SELECTED TEXT:
Irqah Hospital (), also at times Ergah Hospital is a now-defunct and abandoned health care facility in the Irqah neighborhood of Riyadh, Saudi Arabia. Completed in 1987 as a private medical facility, it housed a number of Kuwaiti families in the early 1990s and treated combatants during the Gulf war. It was reopened in 1993 when it was rehabilitated as a hospital and functioned for nearly 8 years prior to ceasing operations around 2001. It is considered to be one of the most haunted sites in Riyadh where several incidents of unusual paranormal activities have been reported by residents living in its vicinity.

History 
Irqah Hospital was constructed in 1987 as a private medical facility by the Saudi Ministry of Health and funded by Saudi Oger. It housed several Kuwaiti families and treated combatants during the 1990-1991 Gulf crisis. It was reopened in 1993 as a hospital and served for nearly eight before closing down in 2001. Since its disestablishment, the site is considered to be haunted by jinns by its nearby residents and have complained of strange paranormal activities.

DESCRIPTION OF THE TASK:
According to the text on Irqah Hospital, who funded the construction of the hospital?

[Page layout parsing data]
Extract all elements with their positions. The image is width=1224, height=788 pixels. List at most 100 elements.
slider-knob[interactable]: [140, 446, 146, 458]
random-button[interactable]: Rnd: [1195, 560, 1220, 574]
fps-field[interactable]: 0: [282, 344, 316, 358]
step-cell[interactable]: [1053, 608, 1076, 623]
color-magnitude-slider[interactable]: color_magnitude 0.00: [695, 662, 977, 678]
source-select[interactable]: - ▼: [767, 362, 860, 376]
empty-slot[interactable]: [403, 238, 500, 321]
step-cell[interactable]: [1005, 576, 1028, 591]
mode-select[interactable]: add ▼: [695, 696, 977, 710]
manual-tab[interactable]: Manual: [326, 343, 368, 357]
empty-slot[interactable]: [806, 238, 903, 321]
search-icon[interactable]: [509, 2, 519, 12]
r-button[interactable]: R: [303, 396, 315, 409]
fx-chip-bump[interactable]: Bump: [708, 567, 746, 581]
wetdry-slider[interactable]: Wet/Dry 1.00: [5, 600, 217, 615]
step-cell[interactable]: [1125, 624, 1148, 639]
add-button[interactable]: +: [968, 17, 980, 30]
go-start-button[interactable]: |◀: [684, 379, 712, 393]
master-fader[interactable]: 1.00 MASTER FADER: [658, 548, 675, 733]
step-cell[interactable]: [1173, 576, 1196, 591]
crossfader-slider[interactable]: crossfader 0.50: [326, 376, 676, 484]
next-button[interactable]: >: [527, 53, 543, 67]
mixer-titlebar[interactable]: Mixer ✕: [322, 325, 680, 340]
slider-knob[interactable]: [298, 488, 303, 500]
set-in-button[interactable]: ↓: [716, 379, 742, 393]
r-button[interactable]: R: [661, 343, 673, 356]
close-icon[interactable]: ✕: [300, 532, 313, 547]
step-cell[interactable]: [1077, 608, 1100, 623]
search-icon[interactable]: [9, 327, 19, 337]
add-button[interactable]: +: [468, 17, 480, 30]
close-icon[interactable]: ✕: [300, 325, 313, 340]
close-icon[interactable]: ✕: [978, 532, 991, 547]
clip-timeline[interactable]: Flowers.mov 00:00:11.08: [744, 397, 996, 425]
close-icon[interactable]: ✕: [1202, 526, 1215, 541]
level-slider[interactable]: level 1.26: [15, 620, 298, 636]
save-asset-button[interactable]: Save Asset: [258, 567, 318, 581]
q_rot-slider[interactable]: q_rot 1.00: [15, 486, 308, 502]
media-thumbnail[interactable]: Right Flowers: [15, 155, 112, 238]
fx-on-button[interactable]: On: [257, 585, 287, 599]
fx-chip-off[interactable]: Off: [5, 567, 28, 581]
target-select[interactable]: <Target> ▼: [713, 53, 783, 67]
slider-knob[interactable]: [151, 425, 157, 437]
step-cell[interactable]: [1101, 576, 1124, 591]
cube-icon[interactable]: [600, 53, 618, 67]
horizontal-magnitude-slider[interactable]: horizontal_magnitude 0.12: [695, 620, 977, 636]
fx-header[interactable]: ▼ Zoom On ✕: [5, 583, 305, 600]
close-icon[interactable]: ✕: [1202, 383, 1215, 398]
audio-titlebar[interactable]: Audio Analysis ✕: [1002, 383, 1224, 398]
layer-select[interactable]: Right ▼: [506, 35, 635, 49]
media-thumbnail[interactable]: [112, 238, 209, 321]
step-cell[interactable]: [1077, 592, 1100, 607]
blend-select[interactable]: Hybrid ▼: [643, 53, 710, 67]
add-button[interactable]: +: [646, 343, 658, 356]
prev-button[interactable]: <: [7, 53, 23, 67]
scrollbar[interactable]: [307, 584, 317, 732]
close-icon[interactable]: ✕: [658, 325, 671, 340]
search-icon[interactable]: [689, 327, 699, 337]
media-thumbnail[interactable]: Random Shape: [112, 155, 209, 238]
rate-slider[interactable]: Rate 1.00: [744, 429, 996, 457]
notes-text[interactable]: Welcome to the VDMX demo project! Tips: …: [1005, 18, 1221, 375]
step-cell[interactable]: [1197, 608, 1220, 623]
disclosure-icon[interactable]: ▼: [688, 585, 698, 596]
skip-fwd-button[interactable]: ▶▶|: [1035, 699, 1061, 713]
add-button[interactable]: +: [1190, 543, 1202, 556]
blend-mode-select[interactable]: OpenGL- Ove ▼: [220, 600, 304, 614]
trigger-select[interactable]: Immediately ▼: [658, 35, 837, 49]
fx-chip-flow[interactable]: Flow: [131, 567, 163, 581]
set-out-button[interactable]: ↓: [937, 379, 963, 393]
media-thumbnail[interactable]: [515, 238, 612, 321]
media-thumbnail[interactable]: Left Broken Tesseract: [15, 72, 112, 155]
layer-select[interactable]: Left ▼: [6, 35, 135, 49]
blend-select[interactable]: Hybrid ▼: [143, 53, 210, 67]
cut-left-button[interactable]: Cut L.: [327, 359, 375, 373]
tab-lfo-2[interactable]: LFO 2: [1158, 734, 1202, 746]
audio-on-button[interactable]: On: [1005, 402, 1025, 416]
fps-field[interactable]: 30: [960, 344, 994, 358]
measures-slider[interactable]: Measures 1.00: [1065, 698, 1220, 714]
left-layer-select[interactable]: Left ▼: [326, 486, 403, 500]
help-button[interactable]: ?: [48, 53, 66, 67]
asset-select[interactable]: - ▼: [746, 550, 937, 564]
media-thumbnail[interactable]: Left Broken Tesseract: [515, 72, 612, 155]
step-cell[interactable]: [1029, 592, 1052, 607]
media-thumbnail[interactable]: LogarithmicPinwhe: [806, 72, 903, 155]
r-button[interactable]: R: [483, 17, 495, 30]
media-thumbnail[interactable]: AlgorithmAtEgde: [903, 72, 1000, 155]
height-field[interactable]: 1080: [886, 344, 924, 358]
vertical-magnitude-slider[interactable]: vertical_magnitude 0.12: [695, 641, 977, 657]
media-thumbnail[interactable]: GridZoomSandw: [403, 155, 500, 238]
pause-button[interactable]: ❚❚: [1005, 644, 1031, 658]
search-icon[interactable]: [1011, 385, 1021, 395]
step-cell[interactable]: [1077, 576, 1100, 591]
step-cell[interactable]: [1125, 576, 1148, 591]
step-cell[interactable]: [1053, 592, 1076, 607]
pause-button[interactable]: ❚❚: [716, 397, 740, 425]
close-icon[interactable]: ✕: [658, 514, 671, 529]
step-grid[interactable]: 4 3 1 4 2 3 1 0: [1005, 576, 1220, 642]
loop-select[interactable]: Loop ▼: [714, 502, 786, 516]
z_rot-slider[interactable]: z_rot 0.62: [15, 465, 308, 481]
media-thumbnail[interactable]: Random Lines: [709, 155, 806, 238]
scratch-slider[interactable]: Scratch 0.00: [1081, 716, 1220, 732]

TASK RESULT:
Saudi Oger funded its construction.